=== Dataset records ===
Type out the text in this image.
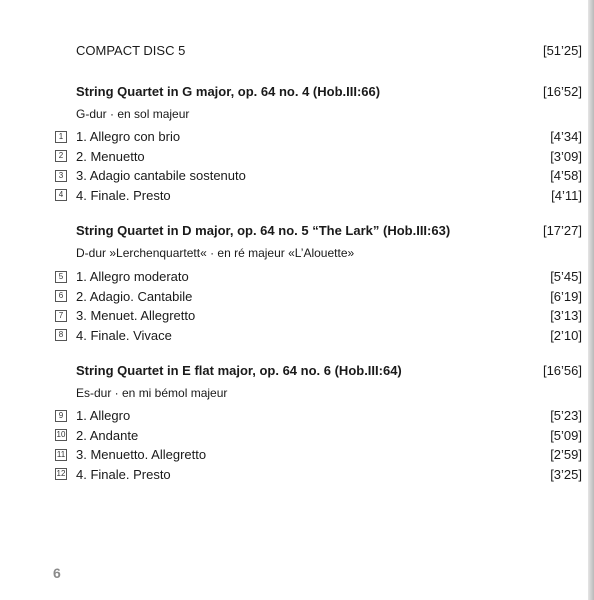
COMPACT DISC 5	[51’25]
String Quartet in G major, op. 64 no. 4 (Hob.III:66)	[16’52]
G-dur · en sol majeur
1 1. Allegro con brio	[4’34]
2 2. Menuetto	[3’09]
3 3. Adagio cantabile sostenuto	[4’58]
4 4. Finale. Presto	[4’11]
String Quartet in D major, op. 64 no. 5 “The Lark” (Hob.III:63)	[17’27]
D-dur »Lerchenquartett« · en ré majeur «L’Alouette»
5 1. Allegro moderato	[5’45]
6 2. Adagio. Cantabile	[6’19]
7 3. Menuet. Allegretto	[3’13]
8 4. Finale. Vivace	[2’10]
String Quartet in E flat major, op. 64 no. 6 (Hob.III:64)	[16’56]
Es-dur · en mi bémol majeur
9 1. Allegro	[5’23]
10 2. Andante	[5’09]
11 3. Menuetto. Allegretto	[2’59]
12 4. Finale. Presto	[3’25]
6
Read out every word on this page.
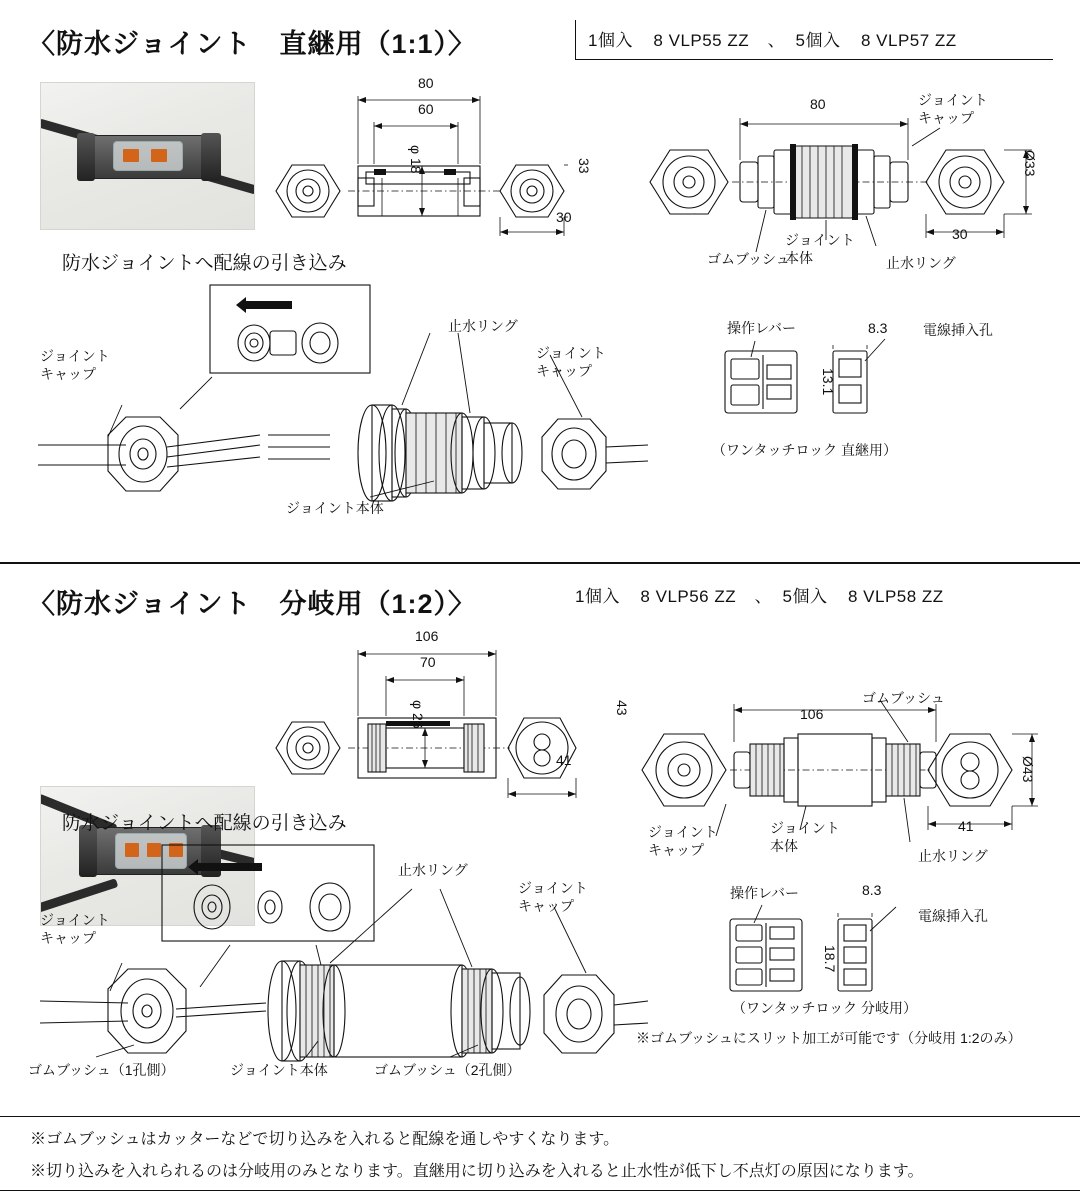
〈防水ジョイント　直継用（1:1）〉	1個入 8 VLP55 ZZ 、 5個入 8 VLP57 ZZ
80
60
φ 18
30
33
ジョイント
キャップ
ゴムブッシュ
ジョイント
本体	止水リング
80
Ø33
30
操作レバー	電線挿入孔
8.3
13.1
（ワンタッチロック 直継用）
防水ジョイントへ配線の引き込み
ジョイント
キャップ
止水リング
ジョイント
キャップ
ジョイント本体
〈防水ジョイント　分岐用（1:2）〉	1個入 8 VLP56 ZZ 、 5個入 8 VLP58 ZZ
106
70
φ 26
41
43
ゴムブッシュ
ジョイント
キャップ
ジョイント
本体
止水リング
106
Ø43
41
操作レバー
電線挿入孔
8.3
18.7
（ワンタッチロック 分岐用）
※ゴムブッシュにスリット加工が可能です（分岐用 1:2のみ）
防水ジョイントへ配線の引き込み
ジョイント
キャップ
止水リング
ジョイント
キャップ
ゴムブッシュ（1孔側）	ジョイント本体	ゴムブッシュ（2孔側）
※ゴムブッシュはカッターなどで切り込みを入れると配線を通しやすくなります。
※切り込みを入れられるのは分岐用のみとなります。直継用に切り込みを入れると止水性が低下し不点灯の原因になります。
===
◆ Problem statement
Select and copy every line from the records that includes the word "ジョイント本体".

◆ Expected output
ジョイント本体
ゴムブッシュ（1孔側）	ジョイント本体	ゴムブッシュ（2孔側）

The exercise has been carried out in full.